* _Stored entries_
============

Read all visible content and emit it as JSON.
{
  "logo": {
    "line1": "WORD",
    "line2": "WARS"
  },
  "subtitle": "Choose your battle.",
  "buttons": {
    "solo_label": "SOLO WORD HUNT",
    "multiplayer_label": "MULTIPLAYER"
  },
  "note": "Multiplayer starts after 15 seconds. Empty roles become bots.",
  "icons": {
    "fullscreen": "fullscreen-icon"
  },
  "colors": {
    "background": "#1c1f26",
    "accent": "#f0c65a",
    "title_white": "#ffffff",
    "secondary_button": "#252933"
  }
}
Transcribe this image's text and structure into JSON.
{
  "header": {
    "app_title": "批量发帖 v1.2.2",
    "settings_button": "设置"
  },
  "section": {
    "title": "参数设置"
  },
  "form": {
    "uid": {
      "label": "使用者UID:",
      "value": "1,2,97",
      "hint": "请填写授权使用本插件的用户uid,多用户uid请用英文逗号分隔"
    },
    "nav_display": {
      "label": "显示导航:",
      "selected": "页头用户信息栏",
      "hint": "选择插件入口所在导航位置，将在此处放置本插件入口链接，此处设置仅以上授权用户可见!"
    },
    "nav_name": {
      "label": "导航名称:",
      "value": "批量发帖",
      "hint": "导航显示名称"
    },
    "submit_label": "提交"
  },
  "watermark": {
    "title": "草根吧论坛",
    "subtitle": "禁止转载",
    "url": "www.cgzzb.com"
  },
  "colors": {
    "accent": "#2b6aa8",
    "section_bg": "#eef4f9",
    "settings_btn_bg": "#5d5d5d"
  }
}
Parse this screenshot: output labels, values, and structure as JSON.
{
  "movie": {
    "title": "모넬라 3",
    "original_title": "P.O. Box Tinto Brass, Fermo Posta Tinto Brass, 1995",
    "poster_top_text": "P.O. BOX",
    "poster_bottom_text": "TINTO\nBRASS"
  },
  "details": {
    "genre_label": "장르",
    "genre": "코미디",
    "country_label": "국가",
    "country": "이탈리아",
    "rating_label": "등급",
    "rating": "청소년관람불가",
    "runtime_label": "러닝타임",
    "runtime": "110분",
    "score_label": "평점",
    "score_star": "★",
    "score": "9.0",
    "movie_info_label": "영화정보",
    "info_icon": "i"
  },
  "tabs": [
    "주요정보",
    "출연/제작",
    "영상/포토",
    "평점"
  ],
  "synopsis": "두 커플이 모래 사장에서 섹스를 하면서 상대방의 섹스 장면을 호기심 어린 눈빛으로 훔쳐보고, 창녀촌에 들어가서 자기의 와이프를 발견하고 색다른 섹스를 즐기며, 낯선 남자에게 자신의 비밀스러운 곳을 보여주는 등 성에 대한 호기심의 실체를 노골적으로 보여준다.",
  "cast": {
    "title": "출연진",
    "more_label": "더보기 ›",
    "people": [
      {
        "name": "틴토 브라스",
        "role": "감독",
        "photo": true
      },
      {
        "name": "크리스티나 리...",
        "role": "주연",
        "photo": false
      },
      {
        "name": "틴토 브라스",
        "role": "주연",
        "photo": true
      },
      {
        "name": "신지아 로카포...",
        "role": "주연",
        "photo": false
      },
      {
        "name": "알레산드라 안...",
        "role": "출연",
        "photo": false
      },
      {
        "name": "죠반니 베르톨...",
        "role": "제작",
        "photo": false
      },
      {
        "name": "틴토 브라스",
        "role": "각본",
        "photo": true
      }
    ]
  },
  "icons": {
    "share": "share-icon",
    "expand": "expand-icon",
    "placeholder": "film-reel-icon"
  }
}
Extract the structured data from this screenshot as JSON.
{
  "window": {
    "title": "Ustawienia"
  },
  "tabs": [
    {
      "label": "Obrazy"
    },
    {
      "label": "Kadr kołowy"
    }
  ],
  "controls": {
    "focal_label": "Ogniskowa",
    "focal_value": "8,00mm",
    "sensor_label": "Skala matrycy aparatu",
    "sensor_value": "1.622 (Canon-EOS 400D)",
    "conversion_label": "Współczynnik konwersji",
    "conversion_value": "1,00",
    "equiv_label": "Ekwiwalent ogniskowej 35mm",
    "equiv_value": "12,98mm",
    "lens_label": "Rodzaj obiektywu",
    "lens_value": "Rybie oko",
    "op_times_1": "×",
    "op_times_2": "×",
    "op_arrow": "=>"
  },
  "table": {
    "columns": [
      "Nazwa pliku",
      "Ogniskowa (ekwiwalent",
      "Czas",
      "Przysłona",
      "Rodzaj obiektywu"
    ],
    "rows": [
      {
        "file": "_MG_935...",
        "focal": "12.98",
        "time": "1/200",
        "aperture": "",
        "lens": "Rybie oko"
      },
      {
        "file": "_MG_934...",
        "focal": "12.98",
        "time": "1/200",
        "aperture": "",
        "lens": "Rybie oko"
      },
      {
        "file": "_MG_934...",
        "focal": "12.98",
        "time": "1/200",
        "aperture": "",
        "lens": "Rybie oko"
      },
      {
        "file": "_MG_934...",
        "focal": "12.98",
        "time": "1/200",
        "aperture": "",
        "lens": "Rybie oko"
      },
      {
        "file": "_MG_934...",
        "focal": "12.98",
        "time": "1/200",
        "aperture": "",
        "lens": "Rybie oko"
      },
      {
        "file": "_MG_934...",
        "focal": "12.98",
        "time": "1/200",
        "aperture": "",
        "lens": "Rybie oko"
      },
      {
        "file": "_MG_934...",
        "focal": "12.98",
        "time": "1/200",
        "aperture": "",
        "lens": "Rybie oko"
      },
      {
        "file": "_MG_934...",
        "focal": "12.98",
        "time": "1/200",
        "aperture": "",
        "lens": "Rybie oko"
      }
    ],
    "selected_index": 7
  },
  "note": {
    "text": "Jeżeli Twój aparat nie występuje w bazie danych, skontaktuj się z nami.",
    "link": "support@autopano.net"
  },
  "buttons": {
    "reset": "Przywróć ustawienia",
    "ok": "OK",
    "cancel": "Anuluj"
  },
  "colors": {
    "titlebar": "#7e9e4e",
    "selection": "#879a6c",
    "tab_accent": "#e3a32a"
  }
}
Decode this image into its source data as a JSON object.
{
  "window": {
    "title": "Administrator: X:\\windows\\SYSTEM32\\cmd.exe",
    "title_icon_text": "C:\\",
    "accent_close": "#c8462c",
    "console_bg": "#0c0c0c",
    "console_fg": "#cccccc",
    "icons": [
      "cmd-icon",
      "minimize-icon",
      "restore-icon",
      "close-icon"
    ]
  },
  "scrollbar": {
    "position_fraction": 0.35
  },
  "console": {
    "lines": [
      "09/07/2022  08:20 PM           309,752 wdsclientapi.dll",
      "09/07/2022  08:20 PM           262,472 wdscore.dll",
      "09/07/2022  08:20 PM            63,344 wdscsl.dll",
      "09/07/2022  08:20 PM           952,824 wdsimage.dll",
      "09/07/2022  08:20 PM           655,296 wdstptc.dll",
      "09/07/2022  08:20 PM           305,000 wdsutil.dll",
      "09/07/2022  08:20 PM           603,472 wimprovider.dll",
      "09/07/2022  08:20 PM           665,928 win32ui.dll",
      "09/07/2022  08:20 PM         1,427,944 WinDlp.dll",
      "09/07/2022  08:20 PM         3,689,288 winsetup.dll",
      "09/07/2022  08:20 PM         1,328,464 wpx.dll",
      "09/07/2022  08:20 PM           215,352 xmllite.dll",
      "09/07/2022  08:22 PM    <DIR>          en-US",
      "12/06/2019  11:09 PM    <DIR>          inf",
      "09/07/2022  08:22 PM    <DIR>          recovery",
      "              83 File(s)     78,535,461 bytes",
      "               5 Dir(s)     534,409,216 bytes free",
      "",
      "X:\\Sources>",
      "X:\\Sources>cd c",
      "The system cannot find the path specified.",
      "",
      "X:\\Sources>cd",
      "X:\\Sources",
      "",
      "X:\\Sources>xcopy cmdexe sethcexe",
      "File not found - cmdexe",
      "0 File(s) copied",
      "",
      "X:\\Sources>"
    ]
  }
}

============

* _INSTRUCTIONS FOR THE TASK_
Look above for the line that holds "Decode this image", then copy it and each line after it exactly, through the last line of the data.

* _COMPLETE RESPONSE_
Decode this image into its source data as a JSON object.
{
  "window": {
    "title": "Administrator: X:\\windows\\SYSTEM32\\cmd.exe",
    "title_icon_text": "C:\\",
    "accent_close": "#c8462c",
    "console_bg": "#0c0c0c",
    "console_fg": "#cccccc",
    "icons": [
      "cmd-icon",
      "minimize-icon",
      "restore-icon",
      "close-icon"
    ]
  },
  "scrollbar": {
    "position_fraction": 0.35
  },
  "console": {
    "lines": [
      "09/07/2022  08:20 PM           309,752 wdsclientapi.dll",
      "09/07/2022  08:20 PM           262,472 wdscore.dll",
      "09/07/2022  08:20 PM            63,344 wdscsl.dll",
      "09/07/2022  08:20 PM           952,824 wdsimage.dll",
      "09/07/2022  08:20 PM           655,296 wdstptc.dll",
      "09/07/2022  08:20 PM           305,000 wdsutil.dll",
      "09/07/2022  08:20 PM           603,472 wimprovider.dll",
      "09/07/2022  08:20 PM           665,928 win32ui.dll",
      "09/07/2022  08:20 PM         1,427,944 WinDlp.dll",
      "09/07/2022  08:20 PM         3,689,288 winsetup.dll",
      "09/07/2022  08:20 PM         1,328,464 wpx.dll",
      "09/07/2022  08:20 PM           215,352 xmllite.dll",
      "09/07/2022  08:22 PM    <DIR>          en-US",
      "12/06/2019  11:09 PM    <DIR>          inf",
      "09/07/2022  08:22 PM    <DIR>          recovery",
      "              83 File(s)     78,535,461 bytes",
      "               5 Dir(s)     534,409,216 bytes free",
      "",
      "X:\\Sources>",
      "X:\\Sources>cd c",
      "The system cannot find the path specified.",
      "",
      "X:\\Sources>cd",
      "X:\\Sources",
      "",
      "X:\\Sources>xcopy cmdexe sethcexe",
      "File not found - cmdexe",
      "0 File(s) copied",
      "",
      "X:\\Sources>"
    ]
  }
}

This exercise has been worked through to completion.